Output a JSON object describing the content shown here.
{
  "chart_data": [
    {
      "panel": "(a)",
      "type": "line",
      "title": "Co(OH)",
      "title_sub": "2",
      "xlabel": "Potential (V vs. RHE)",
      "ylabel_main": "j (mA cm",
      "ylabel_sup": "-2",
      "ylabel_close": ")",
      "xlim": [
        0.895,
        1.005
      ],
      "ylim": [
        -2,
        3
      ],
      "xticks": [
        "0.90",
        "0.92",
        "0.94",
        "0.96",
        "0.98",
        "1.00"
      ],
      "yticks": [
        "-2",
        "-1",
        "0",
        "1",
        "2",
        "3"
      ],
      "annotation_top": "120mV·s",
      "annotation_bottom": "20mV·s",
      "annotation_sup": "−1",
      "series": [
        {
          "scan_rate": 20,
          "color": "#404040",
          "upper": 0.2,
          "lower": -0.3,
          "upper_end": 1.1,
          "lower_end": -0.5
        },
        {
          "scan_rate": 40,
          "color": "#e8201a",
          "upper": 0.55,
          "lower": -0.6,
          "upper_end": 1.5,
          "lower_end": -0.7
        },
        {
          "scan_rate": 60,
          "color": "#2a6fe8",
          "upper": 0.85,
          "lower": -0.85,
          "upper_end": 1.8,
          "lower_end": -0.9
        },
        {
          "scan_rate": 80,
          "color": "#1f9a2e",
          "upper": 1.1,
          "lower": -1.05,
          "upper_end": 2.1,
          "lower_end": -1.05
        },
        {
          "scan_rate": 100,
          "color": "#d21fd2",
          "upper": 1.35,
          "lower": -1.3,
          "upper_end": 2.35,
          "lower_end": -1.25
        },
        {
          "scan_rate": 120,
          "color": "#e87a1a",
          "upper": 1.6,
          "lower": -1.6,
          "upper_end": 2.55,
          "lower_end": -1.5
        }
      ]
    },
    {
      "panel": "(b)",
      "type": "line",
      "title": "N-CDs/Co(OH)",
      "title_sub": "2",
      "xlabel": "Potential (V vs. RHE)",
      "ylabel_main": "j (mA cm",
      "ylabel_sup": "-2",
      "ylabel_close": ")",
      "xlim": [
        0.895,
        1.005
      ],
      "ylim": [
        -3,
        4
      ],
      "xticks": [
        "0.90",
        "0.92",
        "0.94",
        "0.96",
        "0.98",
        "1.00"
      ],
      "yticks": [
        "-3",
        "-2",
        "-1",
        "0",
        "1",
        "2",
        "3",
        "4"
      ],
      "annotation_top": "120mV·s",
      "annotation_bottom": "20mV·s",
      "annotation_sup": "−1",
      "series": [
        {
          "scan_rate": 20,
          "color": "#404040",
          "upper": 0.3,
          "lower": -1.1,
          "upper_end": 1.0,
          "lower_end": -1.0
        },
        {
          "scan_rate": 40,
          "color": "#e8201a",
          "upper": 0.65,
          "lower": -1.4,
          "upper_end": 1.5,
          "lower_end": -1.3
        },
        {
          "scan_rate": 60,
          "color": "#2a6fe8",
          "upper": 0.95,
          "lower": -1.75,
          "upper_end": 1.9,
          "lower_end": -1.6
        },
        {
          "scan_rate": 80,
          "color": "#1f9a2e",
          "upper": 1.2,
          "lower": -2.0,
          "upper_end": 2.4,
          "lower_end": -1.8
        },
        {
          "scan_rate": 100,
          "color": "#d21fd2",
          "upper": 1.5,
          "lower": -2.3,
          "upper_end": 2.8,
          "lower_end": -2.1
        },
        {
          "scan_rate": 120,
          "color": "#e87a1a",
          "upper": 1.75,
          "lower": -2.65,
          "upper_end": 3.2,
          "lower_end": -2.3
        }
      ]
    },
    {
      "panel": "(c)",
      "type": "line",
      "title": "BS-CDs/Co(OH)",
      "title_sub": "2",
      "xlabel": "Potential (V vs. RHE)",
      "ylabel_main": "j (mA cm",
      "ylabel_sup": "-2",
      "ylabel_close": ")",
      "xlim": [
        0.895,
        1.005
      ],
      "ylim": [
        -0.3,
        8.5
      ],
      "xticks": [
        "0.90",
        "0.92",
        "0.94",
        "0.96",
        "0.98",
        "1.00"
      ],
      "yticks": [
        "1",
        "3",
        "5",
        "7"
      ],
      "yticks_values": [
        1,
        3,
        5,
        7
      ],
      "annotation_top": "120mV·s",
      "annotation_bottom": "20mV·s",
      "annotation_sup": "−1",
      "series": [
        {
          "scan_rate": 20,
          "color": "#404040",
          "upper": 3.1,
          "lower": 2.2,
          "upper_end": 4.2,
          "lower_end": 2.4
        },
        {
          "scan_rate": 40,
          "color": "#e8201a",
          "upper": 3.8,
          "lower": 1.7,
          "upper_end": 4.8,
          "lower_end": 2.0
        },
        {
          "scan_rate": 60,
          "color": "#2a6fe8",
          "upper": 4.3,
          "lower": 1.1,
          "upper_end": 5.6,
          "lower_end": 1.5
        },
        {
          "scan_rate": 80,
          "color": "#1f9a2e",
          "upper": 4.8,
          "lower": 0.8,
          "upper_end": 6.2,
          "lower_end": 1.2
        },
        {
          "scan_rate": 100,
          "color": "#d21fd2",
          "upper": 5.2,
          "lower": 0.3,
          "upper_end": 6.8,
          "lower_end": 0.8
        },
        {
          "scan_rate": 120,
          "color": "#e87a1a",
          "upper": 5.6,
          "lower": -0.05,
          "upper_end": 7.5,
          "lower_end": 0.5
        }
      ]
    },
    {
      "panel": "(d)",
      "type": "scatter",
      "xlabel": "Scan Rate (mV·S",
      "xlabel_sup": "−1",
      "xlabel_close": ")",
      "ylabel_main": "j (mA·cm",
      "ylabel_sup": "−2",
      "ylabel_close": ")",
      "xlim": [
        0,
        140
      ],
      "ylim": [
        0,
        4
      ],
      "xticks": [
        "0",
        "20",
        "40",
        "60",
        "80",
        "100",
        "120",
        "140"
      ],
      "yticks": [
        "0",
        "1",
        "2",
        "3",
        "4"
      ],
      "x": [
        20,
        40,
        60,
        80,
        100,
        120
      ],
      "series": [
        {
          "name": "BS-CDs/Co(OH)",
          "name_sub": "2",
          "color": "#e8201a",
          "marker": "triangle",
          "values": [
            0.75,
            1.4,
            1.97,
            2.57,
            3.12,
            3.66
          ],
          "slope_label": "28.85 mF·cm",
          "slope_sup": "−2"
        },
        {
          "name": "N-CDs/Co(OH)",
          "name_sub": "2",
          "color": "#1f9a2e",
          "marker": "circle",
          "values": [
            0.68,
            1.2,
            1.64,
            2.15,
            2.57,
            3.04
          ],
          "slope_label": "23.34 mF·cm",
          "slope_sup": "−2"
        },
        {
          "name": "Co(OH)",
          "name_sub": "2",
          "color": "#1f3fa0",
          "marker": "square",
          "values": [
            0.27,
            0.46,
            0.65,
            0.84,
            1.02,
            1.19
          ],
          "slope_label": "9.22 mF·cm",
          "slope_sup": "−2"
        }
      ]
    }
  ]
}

* * * * *

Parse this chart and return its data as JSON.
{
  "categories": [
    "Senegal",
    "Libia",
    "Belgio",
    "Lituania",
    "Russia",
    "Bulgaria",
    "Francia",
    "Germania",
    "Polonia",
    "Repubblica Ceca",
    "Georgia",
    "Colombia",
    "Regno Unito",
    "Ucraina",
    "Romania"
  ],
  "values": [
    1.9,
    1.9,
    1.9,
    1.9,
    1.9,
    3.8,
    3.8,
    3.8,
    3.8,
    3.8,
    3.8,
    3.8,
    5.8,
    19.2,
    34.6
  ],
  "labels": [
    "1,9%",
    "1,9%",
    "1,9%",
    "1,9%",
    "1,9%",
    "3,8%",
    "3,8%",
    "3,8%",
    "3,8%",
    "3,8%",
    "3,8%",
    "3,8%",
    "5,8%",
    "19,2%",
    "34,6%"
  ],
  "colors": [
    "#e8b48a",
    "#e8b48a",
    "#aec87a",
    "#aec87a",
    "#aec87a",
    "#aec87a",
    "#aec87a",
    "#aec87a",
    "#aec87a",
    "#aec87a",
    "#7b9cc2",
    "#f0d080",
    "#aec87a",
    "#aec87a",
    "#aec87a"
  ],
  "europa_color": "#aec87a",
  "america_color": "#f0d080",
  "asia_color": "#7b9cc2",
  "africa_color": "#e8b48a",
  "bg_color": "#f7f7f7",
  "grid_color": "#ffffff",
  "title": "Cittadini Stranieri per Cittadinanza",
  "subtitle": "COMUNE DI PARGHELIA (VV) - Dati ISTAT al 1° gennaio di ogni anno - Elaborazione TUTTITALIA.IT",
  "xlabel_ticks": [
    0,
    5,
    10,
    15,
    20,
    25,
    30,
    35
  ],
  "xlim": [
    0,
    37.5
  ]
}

* * * * *

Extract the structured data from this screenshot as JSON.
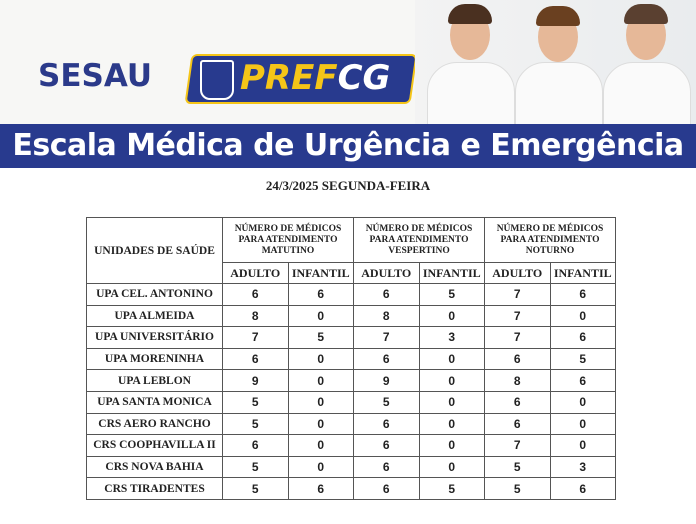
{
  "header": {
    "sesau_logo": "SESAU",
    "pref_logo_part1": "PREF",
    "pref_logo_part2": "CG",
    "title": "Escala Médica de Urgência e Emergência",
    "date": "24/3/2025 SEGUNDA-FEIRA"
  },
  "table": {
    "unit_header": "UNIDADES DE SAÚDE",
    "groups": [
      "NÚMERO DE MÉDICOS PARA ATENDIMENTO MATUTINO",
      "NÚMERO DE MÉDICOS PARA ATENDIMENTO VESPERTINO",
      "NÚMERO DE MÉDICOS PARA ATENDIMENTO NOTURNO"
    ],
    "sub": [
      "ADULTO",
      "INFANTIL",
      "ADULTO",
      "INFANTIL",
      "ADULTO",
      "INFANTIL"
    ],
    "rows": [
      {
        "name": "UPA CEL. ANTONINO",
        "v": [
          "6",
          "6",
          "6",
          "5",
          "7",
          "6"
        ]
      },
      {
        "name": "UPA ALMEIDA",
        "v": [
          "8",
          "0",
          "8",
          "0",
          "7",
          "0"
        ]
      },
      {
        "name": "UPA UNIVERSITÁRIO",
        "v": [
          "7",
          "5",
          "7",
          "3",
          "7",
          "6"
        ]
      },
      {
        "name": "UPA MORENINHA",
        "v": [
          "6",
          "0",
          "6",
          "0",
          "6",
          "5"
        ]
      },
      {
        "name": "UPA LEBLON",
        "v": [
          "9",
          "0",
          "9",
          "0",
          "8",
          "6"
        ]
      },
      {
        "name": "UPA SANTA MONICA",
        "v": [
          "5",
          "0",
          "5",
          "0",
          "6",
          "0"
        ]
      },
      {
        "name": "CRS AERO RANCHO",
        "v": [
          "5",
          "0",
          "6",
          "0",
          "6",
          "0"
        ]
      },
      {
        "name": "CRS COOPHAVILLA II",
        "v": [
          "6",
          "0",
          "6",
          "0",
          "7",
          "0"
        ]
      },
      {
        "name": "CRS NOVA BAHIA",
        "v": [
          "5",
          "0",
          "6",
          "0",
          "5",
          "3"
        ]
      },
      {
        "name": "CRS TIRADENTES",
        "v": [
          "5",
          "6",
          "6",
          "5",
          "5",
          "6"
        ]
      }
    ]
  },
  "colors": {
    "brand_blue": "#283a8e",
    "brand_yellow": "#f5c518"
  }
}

* * * * *

--- DIRECTIVE ---
Gather from the records above every line containing the string "this".

--- THE OUTPUT ---
Parse this chart and return its data as JSON.
Extract the structured data from this screenshot as JSON.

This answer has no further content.